Task requirements -
Could you print every record below exactly as it appears?

START

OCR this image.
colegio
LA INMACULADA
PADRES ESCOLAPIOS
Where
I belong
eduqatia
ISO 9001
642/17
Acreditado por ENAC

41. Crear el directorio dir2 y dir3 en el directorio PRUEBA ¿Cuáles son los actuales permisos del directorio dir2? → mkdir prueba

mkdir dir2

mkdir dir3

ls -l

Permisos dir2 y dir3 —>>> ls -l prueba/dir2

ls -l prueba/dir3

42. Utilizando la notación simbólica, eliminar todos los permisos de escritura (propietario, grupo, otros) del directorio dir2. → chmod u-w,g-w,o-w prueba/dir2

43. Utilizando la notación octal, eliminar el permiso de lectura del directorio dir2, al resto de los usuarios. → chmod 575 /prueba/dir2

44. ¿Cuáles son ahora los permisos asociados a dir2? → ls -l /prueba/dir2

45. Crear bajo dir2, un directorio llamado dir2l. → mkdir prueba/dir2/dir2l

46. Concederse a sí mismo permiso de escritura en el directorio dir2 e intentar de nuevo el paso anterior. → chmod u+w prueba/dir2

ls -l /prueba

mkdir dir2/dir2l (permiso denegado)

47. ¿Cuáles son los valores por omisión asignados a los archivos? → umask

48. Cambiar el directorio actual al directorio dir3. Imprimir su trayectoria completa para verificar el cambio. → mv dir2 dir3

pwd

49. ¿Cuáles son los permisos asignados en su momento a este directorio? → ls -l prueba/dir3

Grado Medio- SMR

END

Completed task -
OCR this image.
colegio
LA INMACULADA
PADRES ESCOLAPIOS
Where
I belong
eduqatia
ISO 9001
642/17
Acreditado por ENAC

41. Crear el directorio dir2 y dir3 en el directorio PRUEBA ¿Cuáles son los actuales permisos del directorio dir2? → mkdir prueba

mkdir dir2

mkdir dir3

ls -l

Permisos dir2 y dir3 —>>> ls -l prueba/dir2

ls -l prueba/dir3

42. Utilizando la notación simbólica, eliminar todos los permisos de escritura (propietario, grupo, otros) del directorio dir2. → chmod u-w,g-w,o-w prueba/dir2

43. Utilizando la notación octal, eliminar el permiso de lectura del directorio dir2, al resto de los usuarios. → chmod 575 /prueba/dir2

44. ¿Cuáles son ahora los permisos asociados a dir2? → ls -l /prueba/dir2

45. Crear bajo dir2, un directorio llamado dir2l. → mkdir prueba/dir2/dir2l

46. Concederse a sí mismo permiso de escritura en el directorio dir2 e intentar de nuevo el paso anterior. → chmod u+w prueba/dir2

ls -l /prueba

mkdir dir2/dir2l (permiso denegado)

47. ¿Cuáles son los valores por omisión asignados a los archivos? → umask

48. Cambiar el directorio actual al directorio dir3. Imprimir su trayectoria completa para verificar el cambio. → mv dir2 dir3

pwd

49. ¿Cuáles son los permisos asignados en su momento a este directorio? → ls -l prueba/dir3

Grado Medio- SMR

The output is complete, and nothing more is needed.